**** Provided records ****
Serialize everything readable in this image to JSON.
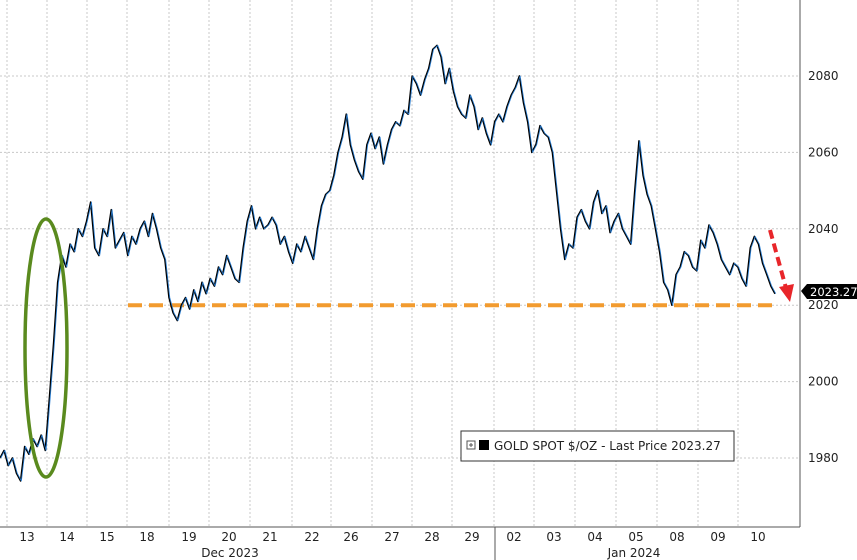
{
  "chart_data": {
    "type": "line",
    "title": "",
    "xlabel": "",
    "ylabel": "",
    "ylim": [
      1965,
      2097
    ],
    "grid": true,
    "y_ticks": [
      1980,
      2000,
      2020,
      2040,
      2060,
      2080
    ],
    "x_ticks": [
      "13",
      "14",
      "15",
      "18",
      "19",
      "20",
      "21",
      "22",
      "26",
      "27",
      "28",
      "29",
      "02",
      "03",
      "04",
      "05",
      "08",
      "09",
      "10"
    ],
    "month_labels": [
      {
        "label": "Dec 2023",
        "at_day": 20
      },
      {
        "label": "Jan 2024",
        "at_day": 5
      }
    ],
    "legend": {
      "text": "GOLD SPOT $/OZ - Last Price 2023.27",
      "placement": "bottom-right"
    },
    "last_price": {
      "label": "2023.27",
      "value": 2023.27
    },
    "support_level": 2020,
    "colors": {
      "line_primary": "#000000",
      "line_highlight": "#2a7fd4",
      "support": "#f29b2f",
      "ellipse": "#5a8a1e",
      "arrow": "#e8262a",
      "price_tag": "#000000"
    },
    "series": [
      {
        "values": [
          1980,
          1982,
          1978,
          1980,
          1976,
          1974,
          1983,
          1981,
          1985,
          1983,
          1986,
          1982,
          1996,
          2010,
          2026,
          2033,
          2030,
          2036,
          2034,
          2040,
          2038,
          2042,
          2047,
          2035,
          2033,
          2040,
          2038,
          2045,
          2035,
          2037,
          2039,
          2033,
          2038,
          2036,
          2040,
          2042,
          2038,
          2044,
          2040,
          2035,
          2032,
          2022,
          2018,
          2016,
          2020,
          2022,
          2019,
          2024,
          2021,
          2026,
          2023,
          2027,
          2025,
          2030,
          2028,
          2033,
          2030,
          2027,
          2026,
          2035,
          2042,
          2046,
          2040,
          2043,
          2040,
          2041,
          2043,
          2041,
          2036,
          2038,
          2034,
          2031,
          2036,
          2034,
          2038,
          2035,
          2032,
          2040,
          2046,
          2049,
          2050,
          2054,
          2060,
          2064,
          2070,
          2062,
          2058,
          2055,
          2053,
          2062,
          2065,
          2061,
          2064,
          2057,
          2062,
          2066,
          2068,
          2067,
          2071,
          2070,
          2080,
          2078,
          2075,
          2079,
          2082,
          2087,
          2088,
          2085,
          2078,
          2082,
          2076,
          2072,
          2070,
          2069,
          2075,
          2072,
          2066,
          2069,
          2065,
          2062,
          2068,
          2070,
          2068,
          2072,
          2075,
          2077,
          2080,
          2073,
          2068,
          2060,
          2062,
          2067,
          2065,
          2064,
          2060,
          2050,
          2040,
          2032,
          2036,
          2035,
          2043,
          2045,
          2042,
          2040,
          2047,
          2050,
          2044,
          2046,
          2039,
          2042,
          2044,
          2040,
          2038,
          2036,
          2050,
          2063,
          2054,
          2049,
          2046,
          2040,
          2034,
          2026,
          2024,
          2020,
          2028,
          2030,
          2034,
          2033,
          2030,
          2029,
          2037,
          2035,
          2041,
          2039,
          2036,
          2032,
          2030,
          2028,
          2031,
          2030,
          2027,
          2025,
          2035,
          2038,
          2036,
          2031,
          2028,
          2025,
          2023
        ]
      }
    ]
  }
}
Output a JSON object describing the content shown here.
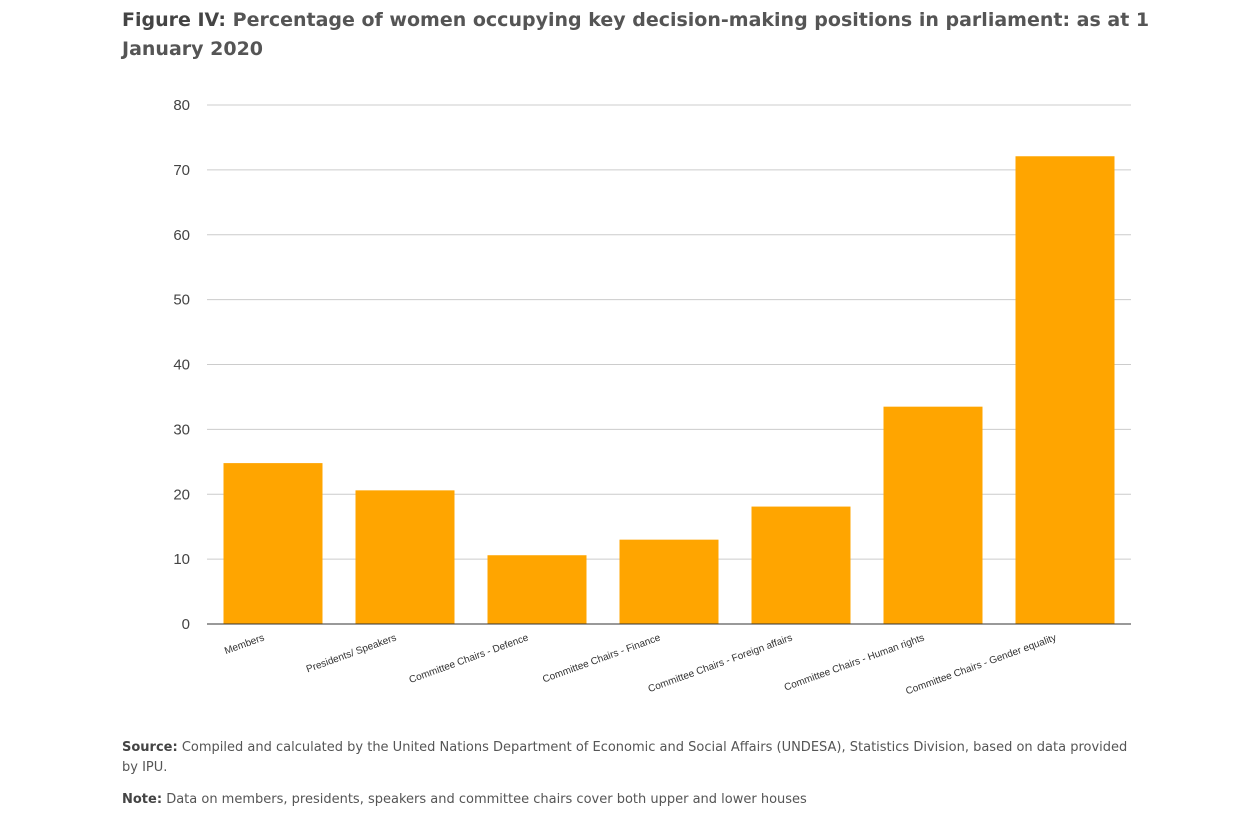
****
**Work to complete**. Are you able to set down all the lines above exactly, without any pictures?

**Result**.
Serialize everything readable in this image to JSON.
{
  "chart_data": {
    "type": "line",
    "title": "",
    "xlabel": "",
    "ylabel": "",
    "ylim": [
      1965,
      2097
    ],
    "grid": true,
    "y_ticks": [
      1980,
      2000,
      2020,
      2040,
      2060,
      2080
    ],
    "x_ticks": [
      "13",
      "14",
      "15",
      "18",
      "19",
      "20",
      "21",
      "22",
      "26",
      "27",
      "28",
      "29",
      "02",
      "03",
      "04",
      "05",
      "08",
      "09",
      "10"
    ],
    "month_labels": [
      {
        "label": "Dec 2023",
        "at_day": 20
      },
      {
        "label": "Jan 2024",
        "at_day": 5
      }
    ],
    "legend": {
      "text": "GOLD SPOT $/OZ - Last Price 2023.27",
      "placement": "bottom-right"
    },
    "last_price": {
      "label": "2023.27",
      "value": 2023.27
    },
    "support_level": 2020,
    "colors": {
      "line_primary": "#000000",
      "line_highlight": "#2a7fd4",
      "support": "#f29b2f",
      "ellipse": "#5a8a1e",
      "arrow": "#e8262a",
      "price_tag": "#000000"
    },
    "series": [
      {
        "values": [
          1980,
          1982,
          1978,
          1980,
          1976,
          1974,
          1983,
          1981,
          1985,
          1983,
          1986,
          1982,
          1996,
          2010,
          2026,
          2033,
          2030,
          2036,
          2034,
          2040,
          2038,
          2042,
          2047,
          2035,
          2033,
          2040,
          2038,
          2045,
          2035,
          2037,
          2039,
          2033,
          2038,
          2036,
          2040,
          2042,
          2038,
          2044,
          2040,
          2035,
          2032,
          2022,
          2018,
          2016,
          2020,
          2022,
          2019,
          2024,
          2021,
          2026,
          2023,
          2027,
          2025,
          2030,
          2028,
          2033,
          2030,
          2027,
          2026,
          2035,
          2042,
          2046,
          2040,
          2043,
          2040,
          2041,
          2043,
          2041,
          2036,
          2038,
          2034,
          2031,
          2036,
          2034,
          2038,
          2035,
          2032,
          2040,
          2046,
          2049,
          2050,
          2054,
          2060,
          2064,
          2070,
          2062,
          2058,
          2055,
          2053,
          2062,
          2065,
          2061,
          2064,
          2057,
          2062,
          2066,
          2068,
          2067,
          2071,
          2070,
          2080,
          2078,
          2075,
          2079,
          2082,
          2087,
          2088,
          2085,
          2078,
          2082,
          2076,
          2072,
          2070,
          2069,
          2075,
          2072,
          2066,
          2069,
          2065,
          2062,
          2068,
          2070,
          2068,
          2072,
          2075,
          2077,
          2080,
          2073,
          2068,
          2060,
          2062,
          2067,
          2065,
          2064,
          2060,
          2050,
          2040,
          2032,
          2036,
          2035,
          2043,
          2045,
          2042,
          2040,
          2047,
          2050,
          2044,
          2046,
          2039,
          2042,
          2044,
          2040,
          2038,
          2036,
          2050,
          2063,
          2054,
          2049,
          2046,
          2040,
          2034,
          2026,
          2024,
          2020,
          2028,
          2030,
          2034,
          2033,
          2030,
          2029,
          2037,
          2035,
          2041,
          2039,
          2036,
          2032,
          2030,
          2028,
          2031,
          2030,
          2027,
          2025,
          2035,
          2038,
          2036,
          2031,
          2028,
          2025,
          2023
        ]
      }
    ]
  }
}
Output a JSON object describing the content shown here.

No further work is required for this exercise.